◆ Set exercise: Sort through the entries below and pull out lines containing the word "this".

◆ Collection entries:

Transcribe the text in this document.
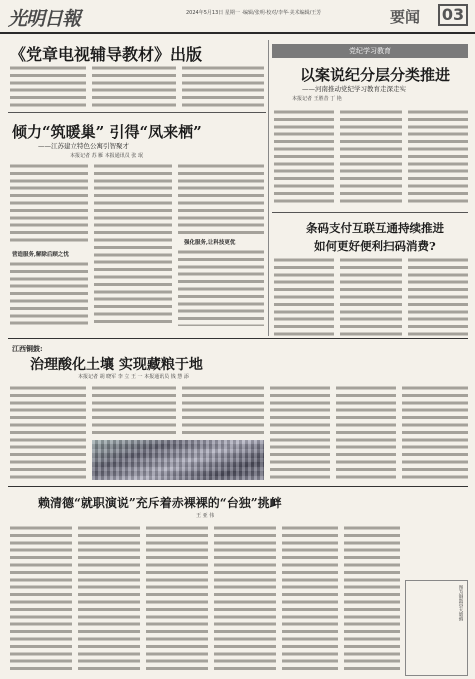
光明日報	2024年5月13日 星期一 ·编辑/张明·校对/李华·美术编辑/王芳	要闻 03
《党章电视辅导教材》出版
倾力“筑暖巢” 引得“凤来栖”
——江苏建立特色公寓引智聚才
本报记者 苏 雁 本报通讯员 张 珉
营造服务,解除后顾之忧
强化服务,让科技更优
党纪学习教育
以案说纪分层分类推进
——河南推动党纪学习教育走深走实
本报记者 王胜昔 丁 艳
条码支付互联互通持续推进
如何更好便利扫码消费?
江西铜鼓:
治理酸化土壤 实现藏粮于地
本报记者 胡 晓军 李 立 王 一 本报通讯员 钱 慧 添
赖清德“就职演说”充斥着赤裸裸的“台独”挑衅
王 亚 伟
图为铜鼓县大塅镇
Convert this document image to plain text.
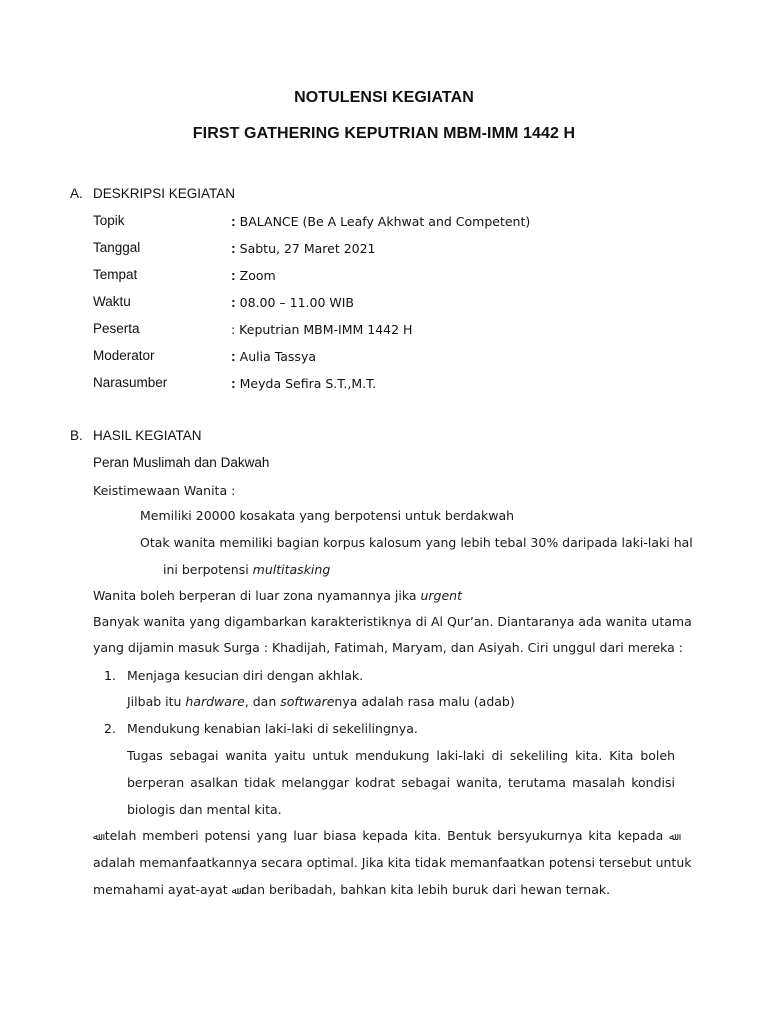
NOTULENSI KEGIATAN
FIRST GATHERING KEPUTRIAN MBM-IMM 1442 H
A. DESKRIPSI KEGIATAN
Topik	: BALANCE (Be A Leafy Akhwat and Competent)
Tanggal	: Sabtu, 27 Maret 2021
Tempat	: Zoom
Waktu	: 08.00 – 11.00 WIB
Peserta	: Keputrian MBM-IMM 1442 H
Moderator	: Aulia Tassya
Narasumber	: Meyda Sefira S.T.,M.T.
B. HASIL KEGIATAN
Peran Muslimah dan Dakwah
Keistimewaan Wanita :
Memiliki 20000 kosakata yang berpotensi untuk berdakwah
Otak wanita memiliki bagian korpus kalosum yang lebih tebal 30% daripada laki-laki hal
ini berpotensi multitasking
Wanita boleh berperan di luar zona nyamannya jika urgent
Banyak wanita yang digambarkan karakteristiknya di Al Qur’an. Diantaranya ada wanita utama
yang dijamin masuk Surga : Khadijah, Fatimah, Maryam, dan Asiyah. Ciri unggul dari mereka :
1. Menjaga kesucian diri dengan akhlak.
Jilbab itu hardware, dan softwarenya adalah rasa malu (adab)
2. Mendukung kenabian laki-laki di sekelilingnya.
Tugas sebagai wanita yaitu untuk mendukung laki-laki di sekeliling kita. Kita boleh
berperan asalkan tidak melanggar kodrat sebagai wanita, terutama masalah kondisi
biologis dan mental kita.
ﷲ telah memberi potensi yang luar biasa kepada kita. Bentuk bersyukurnya kita kepada ﷲ
adalah memanfaatkannya secara optimal. Jika kita tidak memanfaatkan potensi tersebut untuk
memahami ayat-ayat ﷲ dan beribadah, bahkan kita lebih buruk dari hewan ternak.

◆ The solution:
Transcribe the text in this document.
Convert this document image to plain text.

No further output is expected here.